Rewrite these lines with "Year of Study" swapped for "Study Year" and everything else kept the same. Leave the pictures out.

┏━━

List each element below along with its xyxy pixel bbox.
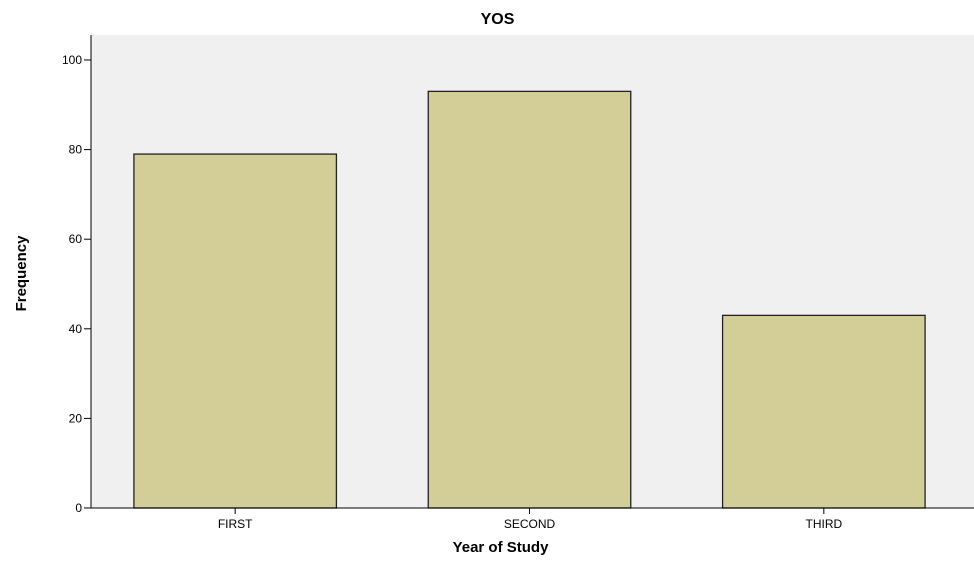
bar-third <box>721 314 926 509</box>
y-tick-label: 20 <box>69 411 83 425</box>
x-axis-ticks: FIRST SECOND THIRD <box>218 508 842 531</box>
y-tick-label: 0 <box>75 501 82 515</box>
x-tick-label: THIRD <box>805 517 842 531</box>
x-axis-title: Year of Study <box>453 539 550 556</box>
bar-first <box>133 153 338 509</box>
x-tick-label: FIRST <box>218 517 253 531</box>
y-tick-label: 80 <box>69 143 83 157</box>
x-tick-label: SECOND <box>504 517 556 531</box>
y-tick-label: 60 <box>69 232 83 246</box>
bars <box>133 90 926 509</box>
bar-second <box>427 90 632 509</box>
y-axis-ticks: 0 20 40 60 80 100 <box>62 53 91 515</box>
chart-title: YOS <box>481 11 515 28</box>
y-tick-label: 100 <box>62 53 82 67</box>
y-tick-label: 40 <box>69 322 83 336</box>
y-axis-title: Frequency <box>13 235 30 312</box>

┗━━

• TASK OUTPUT:
List each element below along with its xyxy pixel bbox.
bar-third <box>721 314 926 509</box>
y-tick-label: 20 <box>69 411 83 425</box>
x-axis-ticks: FIRST SECOND THIRD <box>218 508 842 531</box>
y-tick-label: 0 <box>75 501 82 515</box>
x-tick-label: THIRD <box>805 517 842 531</box>
x-axis-title: Study Year <box>453 539 550 556</box>
bar-first <box>133 153 338 509</box>
x-tick-label: FIRST <box>218 517 253 531</box>
y-tick-label: 80 <box>69 143 83 157</box>
x-tick-label: SECOND <box>504 517 556 531</box>
y-tick-label: 60 <box>69 232 83 246</box>
bars <box>133 90 926 509</box>
bar-second <box>427 90 632 509</box>
y-axis-ticks: 0 20 40 60 80 100 <box>62 53 91 515</box>
chart-title: YOS <box>481 11 515 28</box>
y-tick-label: 100 <box>62 53 82 67</box>
y-tick-label: 40 <box>69 322 83 336</box>
y-axis-title: Frequency <box>13 235 30 312</box>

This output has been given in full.